Records to process »
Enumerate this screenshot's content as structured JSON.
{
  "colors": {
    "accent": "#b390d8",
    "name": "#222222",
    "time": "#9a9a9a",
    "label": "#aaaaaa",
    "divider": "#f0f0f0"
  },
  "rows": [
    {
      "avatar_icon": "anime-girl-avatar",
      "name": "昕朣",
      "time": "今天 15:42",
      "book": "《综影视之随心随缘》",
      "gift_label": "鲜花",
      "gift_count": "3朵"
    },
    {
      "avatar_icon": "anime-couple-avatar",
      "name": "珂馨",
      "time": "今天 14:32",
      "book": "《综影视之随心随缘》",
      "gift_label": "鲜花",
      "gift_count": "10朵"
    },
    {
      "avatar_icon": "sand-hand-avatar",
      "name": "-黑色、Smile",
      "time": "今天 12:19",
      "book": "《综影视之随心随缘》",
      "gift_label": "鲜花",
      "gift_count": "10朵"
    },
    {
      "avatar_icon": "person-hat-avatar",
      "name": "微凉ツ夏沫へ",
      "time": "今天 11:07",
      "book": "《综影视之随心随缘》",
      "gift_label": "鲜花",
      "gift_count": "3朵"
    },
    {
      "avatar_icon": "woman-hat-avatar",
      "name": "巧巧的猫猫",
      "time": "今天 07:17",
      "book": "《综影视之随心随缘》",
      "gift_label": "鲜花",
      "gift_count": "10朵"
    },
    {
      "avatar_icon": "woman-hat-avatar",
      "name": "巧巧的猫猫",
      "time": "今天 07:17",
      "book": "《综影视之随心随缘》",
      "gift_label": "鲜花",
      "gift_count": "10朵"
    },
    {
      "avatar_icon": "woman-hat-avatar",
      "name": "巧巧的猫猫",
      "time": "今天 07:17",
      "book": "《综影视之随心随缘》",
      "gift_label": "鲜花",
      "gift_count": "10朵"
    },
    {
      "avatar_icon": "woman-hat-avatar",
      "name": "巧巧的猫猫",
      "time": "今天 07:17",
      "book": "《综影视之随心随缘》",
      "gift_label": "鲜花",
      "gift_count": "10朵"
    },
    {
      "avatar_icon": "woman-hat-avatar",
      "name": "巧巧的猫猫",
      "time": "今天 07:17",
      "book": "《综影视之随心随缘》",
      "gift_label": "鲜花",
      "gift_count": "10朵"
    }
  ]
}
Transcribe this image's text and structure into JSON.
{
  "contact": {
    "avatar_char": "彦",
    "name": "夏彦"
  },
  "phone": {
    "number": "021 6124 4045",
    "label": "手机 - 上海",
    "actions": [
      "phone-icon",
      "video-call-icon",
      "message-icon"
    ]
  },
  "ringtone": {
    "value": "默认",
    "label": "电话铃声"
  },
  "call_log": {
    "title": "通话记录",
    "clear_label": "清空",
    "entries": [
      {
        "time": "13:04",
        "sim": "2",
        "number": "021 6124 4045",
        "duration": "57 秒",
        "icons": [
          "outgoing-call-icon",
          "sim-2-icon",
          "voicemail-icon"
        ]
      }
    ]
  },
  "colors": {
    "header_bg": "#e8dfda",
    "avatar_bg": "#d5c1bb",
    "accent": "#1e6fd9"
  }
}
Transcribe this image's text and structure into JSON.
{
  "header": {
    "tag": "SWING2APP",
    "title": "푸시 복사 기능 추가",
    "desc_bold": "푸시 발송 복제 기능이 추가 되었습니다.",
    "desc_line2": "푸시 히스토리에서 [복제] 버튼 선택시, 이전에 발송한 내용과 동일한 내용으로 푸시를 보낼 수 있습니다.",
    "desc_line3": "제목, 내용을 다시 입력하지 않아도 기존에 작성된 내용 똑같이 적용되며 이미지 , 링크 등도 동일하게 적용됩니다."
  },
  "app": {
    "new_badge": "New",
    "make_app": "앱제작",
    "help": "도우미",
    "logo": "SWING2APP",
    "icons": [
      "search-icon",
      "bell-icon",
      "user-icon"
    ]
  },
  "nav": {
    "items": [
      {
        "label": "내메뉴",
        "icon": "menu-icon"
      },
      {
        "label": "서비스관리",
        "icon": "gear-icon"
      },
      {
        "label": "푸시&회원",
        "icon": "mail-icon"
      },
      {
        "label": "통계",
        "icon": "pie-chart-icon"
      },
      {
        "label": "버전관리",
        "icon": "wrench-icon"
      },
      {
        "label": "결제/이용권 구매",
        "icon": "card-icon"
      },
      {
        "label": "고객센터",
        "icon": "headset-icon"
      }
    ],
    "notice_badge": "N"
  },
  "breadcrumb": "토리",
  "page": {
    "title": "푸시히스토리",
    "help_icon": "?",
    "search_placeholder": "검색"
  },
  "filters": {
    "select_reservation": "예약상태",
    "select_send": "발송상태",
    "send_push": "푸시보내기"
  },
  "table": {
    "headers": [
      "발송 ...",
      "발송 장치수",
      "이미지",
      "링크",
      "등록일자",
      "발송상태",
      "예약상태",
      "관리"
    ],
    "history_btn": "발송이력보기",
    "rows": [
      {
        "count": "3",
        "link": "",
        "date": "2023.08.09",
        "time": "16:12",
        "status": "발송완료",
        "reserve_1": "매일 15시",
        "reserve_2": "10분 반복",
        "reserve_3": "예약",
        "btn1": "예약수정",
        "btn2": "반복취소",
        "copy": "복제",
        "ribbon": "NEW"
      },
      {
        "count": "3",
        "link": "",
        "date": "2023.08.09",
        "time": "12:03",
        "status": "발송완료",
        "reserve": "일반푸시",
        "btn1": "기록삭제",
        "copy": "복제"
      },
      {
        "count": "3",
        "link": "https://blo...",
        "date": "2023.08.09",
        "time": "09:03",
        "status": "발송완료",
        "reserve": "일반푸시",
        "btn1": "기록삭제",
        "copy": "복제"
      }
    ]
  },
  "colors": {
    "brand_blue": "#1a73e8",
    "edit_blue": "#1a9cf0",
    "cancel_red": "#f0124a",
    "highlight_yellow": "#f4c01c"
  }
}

Aim of the exercise » Nothing should be left out: repeat all of the data exactly.

Reply to the task »
Enumerate this screenshot's content as structured JSON.
{
  "colors": {
    "accent": "#b390d8",
    "name": "#222222",
    "time": "#9a9a9a",
    "label": "#aaaaaa",
    "divider": "#f0f0f0"
  },
  "rows": [
    {
      "avatar_icon": "anime-girl-avatar",
      "name": "昕朣",
      "time": "今天 15:42",
      "book": "《综影视之随心随缘》",
      "gift_label": "鲜花",
      "gift_count": "3朵"
    },
    {
      "avatar_icon": "anime-couple-avatar",
      "name": "珂馨",
      "time": "今天 14:32",
      "book": "《综影视之随心随缘》",
      "gift_label": "鲜花",
      "gift_count": "10朵"
    },
    {
      "avatar_icon": "sand-hand-avatar",
      "name": "-黑色、Smile",
      "time": "今天 12:19",
      "book": "《综影视之随心随缘》",
      "gift_label": "鲜花",
      "gift_count": "10朵"
    },
    {
      "avatar_icon": "person-hat-avatar",
      "name": "微凉ツ夏沫へ",
      "time": "今天 11:07",
      "book": "《综影视之随心随缘》",
      "gift_label": "鲜花",
      "gift_count": "3朵"
    },
    {
      "avatar_icon": "woman-hat-avatar",
      "name": "巧巧的猫猫",
      "time": "今天 07:17",
      "book": "《综影视之随心随缘》",
      "gift_label": "鲜花",
      "gift_count": "10朵"
    },
    {
      "avatar_icon": "woman-hat-avatar",
      "name": "巧巧的猫猫",
      "time": "今天 07:17",
      "book": "《综影视之随心随缘》",
      "gift_label": "鲜花",
      "gift_count": "10朵"
    },
    {
      "avatar_icon": "woman-hat-avatar",
      "name": "巧巧的猫猫",
      "time": "今天 07:17",
      "book": "《综影视之随心随缘》",
      "gift_label": "鲜花",
      "gift_count": "10朵"
    },
    {
      "avatar_icon": "woman-hat-avatar",
      "name": "巧巧的猫猫",
      "time": "今天 07:17",
      "book": "《综影视之随心随缘》",
      "gift_label": "鲜花",
      "gift_count": "10朵"
    },
    {
      "avatar_icon": "woman-hat-avatar",
      "name": "巧巧的猫猫",
      "time": "今天 07:17",
      "book": "《综影视之随心随缘》",
      "gift_label": "鲜花",
      "gift_count": "10朵"
    }
  ]
}
Transcribe this image's text and structure into JSON.
{
  "contact": {
    "avatar_char": "彦",
    "name": "夏彦"
  },
  "phone": {
    "number": "021 6124 4045",
    "label": "手机 - 上海",
    "actions": [
      "phone-icon",
      "video-call-icon",
      "message-icon"
    ]
  },
  "ringtone": {
    "value": "默认",
    "label": "电话铃声"
  },
  "call_log": {
    "title": "通话记录",
    "clear_label": "清空",
    "entries": [
      {
        "time": "13:04",
        "sim": "2",
        "number": "021 6124 4045",
        "duration": "57 秒",
        "icons": [
          "outgoing-call-icon",
          "sim-2-icon",
          "voicemail-icon"
        ]
      }
    ]
  },
  "colors": {
    "header_bg": "#e8dfda",
    "avatar_bg": "#d5c1bb",
    "accent": "#1e6fd9"
  }
}
Transcribe this image's text and structure into JSON.
{
  "header": {
    "tag": "SWING2APP",
    "title": "푸시 복사 기능 추가",
    "desc_bold": "푸시 발송 복제 기능이 추가 되었습니다.",
    "desc_line2": "푸시 히스토리에서 [복제] 버튼 선택시, 이전에 발송한 내용과 동일한 내용으로 푸시를 보낼 수 있습니다.",
    "desc_line3": "제목, 내용을 다시 입력하지 않아도 기존에 작성된 내용 똑같이 적용되며 이미지 , 링크 등도 동일하게 적용됩니다."
  },
  "app": {
    "new_badge": "New",
    "make_app": "앱제작",
    "help": "도우미",
    "logo": "SWING2APP",
    "icons": [
      "search-icon",
      "bell-icon",
      "user-icon"
    ]
  },
  "nav": {
    "items": [
      {
        "label": "내메뉴",
        "icon": "menu-icon"
      },
      {
        "label": "서비스관리",
        "icon": "gear-icon"
      },
      {
        "label": "푸시&회원",
        "icon": "mail-icon"
      },
      {
        "label": "통계",
        "icon": "pie-chart-icon"
      },
      {
        "label": "버전관리",
        "icon": "wrench-icon"
      },
      {
        "label": "결제/이용권 구매",
        "icon": "card-icon"
      },
      {
        "label": "고객센터",
        "icon": "headset-icon"
      }
    ],
    "notice_badge": "N"
  },
  "breadcrumb": "토리",
  "page": {
    "title": "푸시히스토리",
    "help_icon": "?",
    "search_placeholder": "검색"
  },
  "filters": {
    "select_reservation": "예약상태",
    "select_send": "발송상태",
    "send_push": "푸시보내기"
  },
  "table": {
    "headers": [
      "발송 ...",
      "발송 장치수",
      "이미지",
      "링크",
      "등록일자",
      "발송상태",
      "예약상태",
      "관리"
    ],
    "history_btn": "발송이력보기",
    "rows": [
      {
        "count": "3",
        "link": "",
        "date": "2023.08.09",
        "time": "16:12",
        "status": "발송완료",
        "reserve_1": "매일 15시",
        "reserve_2": "10분 반복",
        "reserve_3": "예약",
        "btn1": "예약수정",
        "btn2": "반복취소",
        "copy": "복제",
        "ribbon": "NEW"
      },
      {
        "count": "3",
        "link": "",
        "date": "2023.08.09",
        "time": "12:03",
        "status": "발송완료",
        "reserve": "일반푸시",
        "btn1": "기록삭제",
        "copy": "복제"
      },
      {
        "count": "3",
        "link": "https://blo...",
        "date": "2023.08.09",
        "time": "09:03",
        "status": "발송완료",
        "reserve": "일반푸시",
        "btn1": "기록삭제",
        "copy": "복제"
      }
    ]
  },
  "colors": {
    "brand_blue": "#1a73e8",
    "edit_blue": "#1a9cf0",
    "cancel_red": "#f0124a",
    "highlight_yellow": "#f4c01c"
  }
}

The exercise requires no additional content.